> **PROBLEM STATEMENT**
Skip the images and copy each record exactly as written.
--- Start of INFORMATION PROVIDED ---
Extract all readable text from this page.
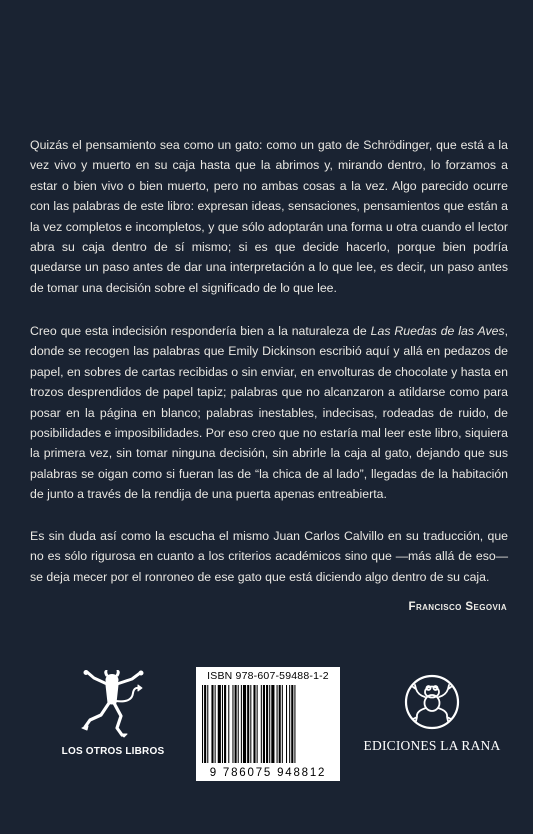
Quizás el pensamiento sea como un gato: como un gato de Schrödinger, que está a la vez vivo y muerto en su caja hasta que la abrimos y, mirando dentro, lo forzamos a estar o bien vivo o bien muerto, pero no ambas cosas a la vez. Algo parecido ocurre con las palabras de este libro: expresan ideas, sensaciones, pensamientos que están a la vez completos e incompletos, y que sólo adoptarán una forma u otra cuando el lector abra su caja dentro de sí mismo; si es que decide hacerlo, porque bien podría quedarse un paso antes de dar una interpretación a lo que lee, es decir, un paso antes de tomar una decisión sobre el significado de lo que lee.
Creo que esta indecisión respondería bien a la naturaleza de Las Ruedas de las Aves, donde se recogen las palabras que Emily Dickinson escribió aquí y allá en pedazos de papel, en sobres de cartas recibidas o sin enviar, en envolturas de chocolate y hasta en trozos desprendidos de papel tapiz; palabras que no alcanzaron a atildarse como para posar en la página en blanco; palabras inestables, indecisas, rodeadas de ruido, de posibilidades e imposibilidades. Por eso creo que no estaría mal leer este libro, siquiera la primera vez, sin tomar ninguna decisión, sin abrirle la caja al gato, dejando que sus palabras se oigan como si fueran las de “la chica de al lado”, llegadas de la habitación de junto a través de la rendija de una puerta apenas entreabierta.
Es sin duda así como la escucha el mismo Juan Carlos Calvillo en su traducción, que no es sólo rigurosa en cuanto a los criterios académicos sino que —más allá de eso— se deja mecer por el ronroneo de ese gato que está diciendo algo dentro de su caja.
Francisco Segovia
LOS OTROS LIBROS
ISBN 978-607-59488-1-2
9 786075 948812
EDICIONES LA RANA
--- End of INFORMATION PROVIDED ---
> **EXERCISE RESULT**
Extract all readable text from this page.
Quizás el pensamiento sea como un gato: como un gato de Schrödinger, que está a la vez vivo y muerto en su caja hasta que la abrimos y, mirando dentro, lo forzamos a estar o bien vivo o bien muerto, pero no ambas cosas a la vez. Algo parecido ocurre con las palabras de este libro: expresan ideas, sensaciones, pensamientos que están a la vez completos e incompletos, y que sólo adoptarán una forma u otra cuando el lector abra su caja dentro de sí mismo; si es que decide hacerlo, porque bien podría quedarse un paso antes de dar una interpretación a lo que lee, es decir, un paso antes de tomar una decisión sobre el significado de lo que lee.
Creo que esta indecisión respondería bien a la naturaleza de Las Ruedas de las Aves, donde se recogen las palabras que Emily Dickinson escribió aquí y allá en pedazos de papel, en sobres de cartas recibidas o sin enviar, en envolturas de chocolate y hasta en trozos desprendidos de papel tapiz; palabras que no alcanzaron a atildarse como para posar en la página en blanco; palabras inestables, indecisas, rodeadas de ruido, de posibilidades e imposibilidades. Por eso creo que no estaría mal leer este libro, siquiera la primera vez, sin tomar ninguna decisión, sin abrirle la caja al gato, dejando que sus palabras se oigan como si fueran las de “la chica de al lado”, llegadas de la habitación de junto a través de la rendija de una puerta apenas entreabierta.
Es sin duda así como la escucha el mismo Juan Carlos Calvillo en su traducción, que no es sólo rigurosa en cuanto a los criterios académicos sino que —más allá de eso— se deja mecer por el ronroneo de ese gato que está diciendo algo dentro de su caja.
Francisco Segovia
LOS OTROS LIBROS
ISBN 978-607-59488-1-2
9 786075 948812
EDICIONES LA RANA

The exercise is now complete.